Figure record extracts
________________________________________
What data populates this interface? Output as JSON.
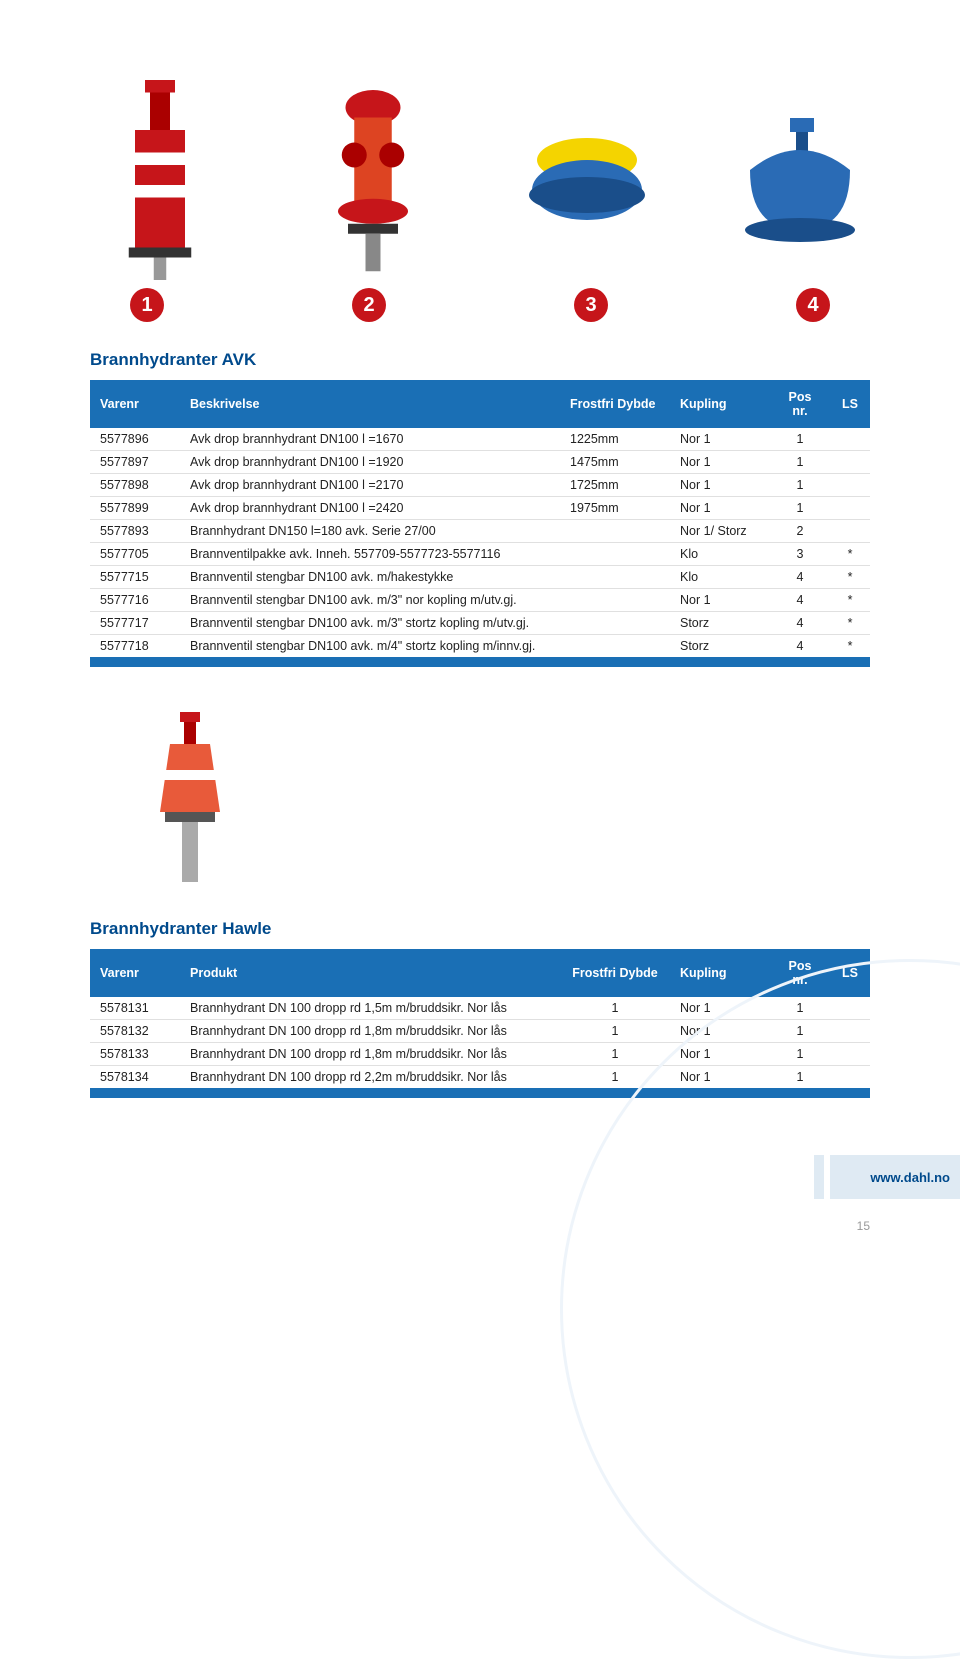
{
  "colors": {
    "brand_blue": "#1a6fb5",
    "title_blue": "#004a8c",
    "badge_red": "#c6151a",
    "row_border": "#e0e0e0",
    "footer_bar": "#dfeaf3",
    "page_num": "#999999",
    "background": "#ffffff"
  },
  "typography": {
    "base_fontsize": 12.5,
    "title_fontsize": 17,
    "badge_fontsize": 20,
    "footer_link_fontsize": 13
  },
  "images": {
    "badges": [
      "1",
      "2",
      "3",
      "4"
    ]
  },
  "table1": {
    "title": "Brannhydranter AVK",
    "columns": [
      "Varenr",
      "Beskrivelse",
      "Frostfri Dybde",
      "Kupling",
      "Pos nr.",
      "LS"
    ],
    "column_align": [
      "left",
      "left",
      "left",
      "left",
      "center",
      "center"
    ],
    "rows": [
      [
        "5577896",
        "Avk drop brannhydrant DN100 l =1670",
        "1225mm",
        "Nor 1",
        "1",
        ""
      ],
      [
        "5577897",
        "Avk drop brannhydrant DN100 l =1920",
        "1475mm",
        "Nor 1",
        "1",
        ""
      ],
      [
        "5577898",
        "Avk drop brannhydrant DN100 l =2170",
        "1725mm",
        "Nor 1",
        "1",
        ""
      ],
      [
        "5577899",
        "Avk drop brannhydrant DN100 l =2420",
        "1975mm",
        "Nor 1",
        "1",
        ""
      ],
      [
        "5577893",
        "Brannhydrant DN150 l=180 avk. Serie 27/00",
        "",
        "Nor 1/ Storz",
        "2",
        ""
      ],
      [
        "5577705",
        "Brannventilpakke avk. Inneh. 557709-5577723-5577116",
        "",
        "Klo",
        "3",
        "*"
      ],
      [
        "5577715",
        "Brannventil stengbar DN100 avk. m/hakestykke",
        "",
        "Klo",
        "4",
        "*"
      ],
      [
        "5577716",
        "Brannventil stengbar DN100 avk. m/3\" nor kopling m/utv.gj.",
        "",
        "Nor 1",
        "4",
        "*"
      ],
      [
        "5577717",
        "Brannventil stengbar DN100 avk. m/3\" stortz kopling m/utv.gj.",
        "",
        "Storz",
        "4",
        "*"
      ],
      [
        "5577718",
        "Brannventil stengbar DN100 avk. m/4\" stortz kopling m/innv.gj.",
        "",
        "Storz",
        "4",
        "*"
      ]
    ]
  },
  "table2": {
    "title": "Brannhydranter Hawle",
    "columns": [
      "Varenr",
      "Produkt",
      "Frostfri Dybde",
      "Kupling",
      "Pos nr.",
      "LS"
    ],
    "column_align": [
      "left",
      "left",
      "center",
      "left",
      "center",
      "center"
    ],
    "rows": [
      [
        "5578131",
        "Brannhydrant DN 100 dropp rd 1,5m m/bruddsikr. Nor lås",
        "1",
        "Nor 1",
        "1",
        ""
      ],
      [
        "5578132",
        "Brannhydrant DN 100 dropp rd 1,8m m/bruddsikr. Nor lås",
        "1",
        "Nor 1",
        "1",
        ""
      ],
      [
        "5578133",
        "Brannhydrant DN 100 dropp rd 1,8m m/bruddsikr. Nor lås",
        "1",
        "Nor 1",
        "1",
        ""
      ],
      [
        "5578134",
        "Brannhydrant DN 100 dropp rd 2,2m m/bruddsikr. Nor lås",
        "1",
        "Nor 1",
        "1",
        ""
      ]
    ]
  },
  "footer": {
    "link": "www.dahl.no",
    "page": "15"
  }
}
________________________________________
◆ What needs to be done ◆
Repeat verbatim all the material, but not the pictures.

◆ Task answer ◆
What data populates this interface? Output as JSON.
{
  "colors": {
    "brand_blue": "#1a6fb5",
    "title_blue": "#004a8c",
    "badge_red": "#c6151a",
    "row_border": "#e0e0e0",
    "footer_bar": "#dfeaf3",
    "page_num": "#999999",
    "background": "#ffffff"
  },
  "typography": {
    "base_fontsize": 12.5,
    "title_fontsize": 17,
    "badge_fontsize": 20,
    "footer_link_fontsize": 13
  },
  "images": {
    "badges": [
      "1",
      "2",
      "3",
      "4"
    ]
  },
  "table1": {
    "title": "Brannhydranter AVK",
    "columns": [
      "Varenr",
      "Beskrivelse",
      "Frostfri Dybde",
      "Kupling",
      "Pos nr.",
      "LS"
    ],
    "column_align": [
      "left",
      "left",
      "left",
      "left",
      "center",
      "center"
    ],
    "rows": [
      [
        "5577896",
        "Avk drop brannhydrant DN100 l =1670",
        "1225mm",
        "Nor 1",
        "1",
        ""
      ],
      [
        "5577897",
        "Avk drop brannhydrant DN100 l =1920",
        "1475mm",
        "Nor 1",
        "1",
        ""
      ],
      [
        "5577898",
        "Avk drop brannhydrant DN100 l =2170",
        "1725mm",
        "Nor 1",
        "1",
        ""
      ],
      [
        "5577899",
        "Avk drop brannhydrant DN100 l =2420",
        "1975mm",
        "Nor 1",
        "1",
        ""
      ],
      [
        "5577893",
        "Brannhydrant DN150 l=180 avk. Serie 27/00",
        "",
        "Nor 1/ Storz",
        "2",
        ""
      ],
      [
        "5577705",
        "Brannventilpakke avk. Inneh. 557709-5577723-5577116",
        "",
        "Klo",
        "3",
        "*"
      ],
      [
        "5577715",
        "Brannventil stengbar DN100 avk. m/hakestykke",
        "",
        "Klo",
        "4",
        "*"
      ],
      [
        "5577716",
        "Brannventil stengbar DN100 avk. m/3\" nor kopling m/utv.gj.",
        "",
        "Nor 1",
        "4",
        "*"
      ],
      [
        "5577717",
        "Brannventil stengbar DN100 avk. m/3\" stortz kopling m/utv.gj.",
        "",
        "Storz",
        "4",
        "*"
      ],
      [
        "5577718",
        "Brannventil stengbar DN100 avk. m/4\" stortz kopling m/innv.gj.",
        "",
        "Storz",
        "4",
        "*"
      ]
    ]
  },
  "table2": {
    "title": "Brannhydranter Hawle",
    "columns": [
      "Varenr",
      "Produkt",
      "Frostfri Dybde",
      "Kupling",
      "Pos nr.",
      "LS"
    ],
    "column_align": [
      "left",
      "left",
      "center",
      "left",
      "center",
      "center"
    ],
    "rows": [
      [
        "5578131",
        "Brannhydrant DN 100 dropp rd 1,5m m/bruddsikr. Nor lås",
        "1",
        "Nor 1",
        "1",
        ""
      ],
      [
        "5578132",
        "Brannhydrant DN 100 dropp rd 1,8m m/bruddsikr. Nor lås",
        "1",
        "Nor 1",
        "1",
        ""
      ],
      [
        "5578133",
        "Brannhydrant DN 100 dropp rd 1,8m m/bruddsikr. Nor lås",
        "1",
        "Nor 1",
        "1",
        ""
      ],
      [
        "5578134",
        "Brannhydrant DN 100 dropp rd 2,2m m/bruddsikr. Nor lås",
        "1",
        "Nor 1",
        "1",
        ""
      ]
    ]
  },
  "footer": {
    "link": "www.dahl.no",
    "page": "15"
  }
}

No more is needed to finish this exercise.